* **Exercise prompt**: Leave out the pictures and transcribe the rest of the records exactly.

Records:
■ ■ ■
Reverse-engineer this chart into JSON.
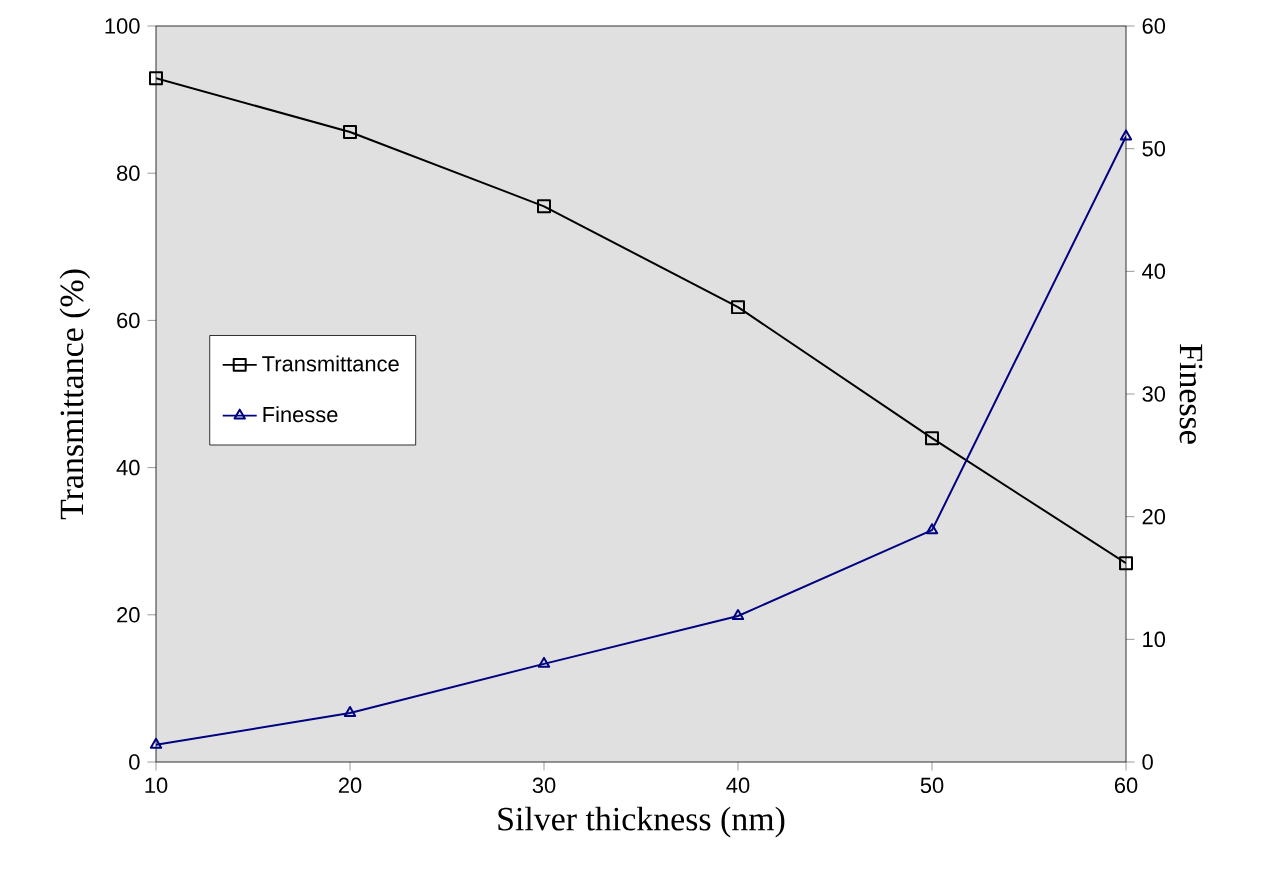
{
  "chart_data": {
    "type": "line",
    "xlabel": "Silver thickness (nm)",
    "ylabel": "Transmittance (%)",
    "y2label": "Finesse",
    "x": [
      10,
      20,
      30,
      40,
      50,
      60
    ],
    "xlim": [
      10,
      60
    ],
    "xticks": [
      10,
      20,
      30,
      40,
      50,
      60
    ],
    "ylim": [
      0,
      100
    ],
    "yticks": [
      0,
      20,
      40,
      60,
      80,
      100
    ],
    "y2lim": [
      0,
      60
    ],
    "y2ticks": [
      0,
      10,
      20,
      30,
      40,
      50,
      60
    ],
    "legend": "left",
    "line_style": "solid",
    "series": [
      {
        "name": "Transmittance",
        "color": "#000000",
        "marker": "square",
        "values": [
          92.9,
          85.6,
          75.5,
          61.8,
          44,
          27
        ]
      },
      {
        "name": "Finesse",
        "color": "#000080",
        "marker": "triangle",
        "axis": "y2",
        "values": [
          1.4,
          4.0,
          8.0,
          11.9,
          18.9,
          51.0
        ]
      }
    ]
  }
}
■ ■ ■
* **Completed exercise**:
Reverse-engineer this chart into JSON.
{
  "chart_data": {
    "type": "line",
    "xlabel": "Silver thickness (nm)",
    "ylabel": "Transmittance (%)",
    "y2label": "Finesse",
    "x": [
      10,
      20,
      30,
      40,
      50,
      60
    ],
    "xlim": [
      10,
      60
    ],
    "xticks": [
      10,
      20,
      30,
      40,
      50,
      60
    ],
    "ylim": [
      0,
      100
    ],
    "yticks": [
      0,
      20,
      40,
      60,
      80,
      100
    ],
    "y2lim": [
      0,
      60
    ],
    "y2ticks": [
      0,
      10,
      20,
      30,
      40,
      50,
      60
    ],
    "legend": "left",
    "line_style": "solid",
    "series": [
      {
        "name": "Transmittance",
        "color": "#000000",
        "marker": "square",
        "values": [
          92.9,
          85.6,
          75.5,
          61.8,
          44,
          27
        ]
      },
      {
        "name": "Finesse",
        "color": "#000080",
        "marker": "triangle",
        "axis": "y2",
        "values": [
          1.4,
          4.0,
          8.0,
          11.9,
          18.9,
          51.0
        ]
      }
    ]
  }
}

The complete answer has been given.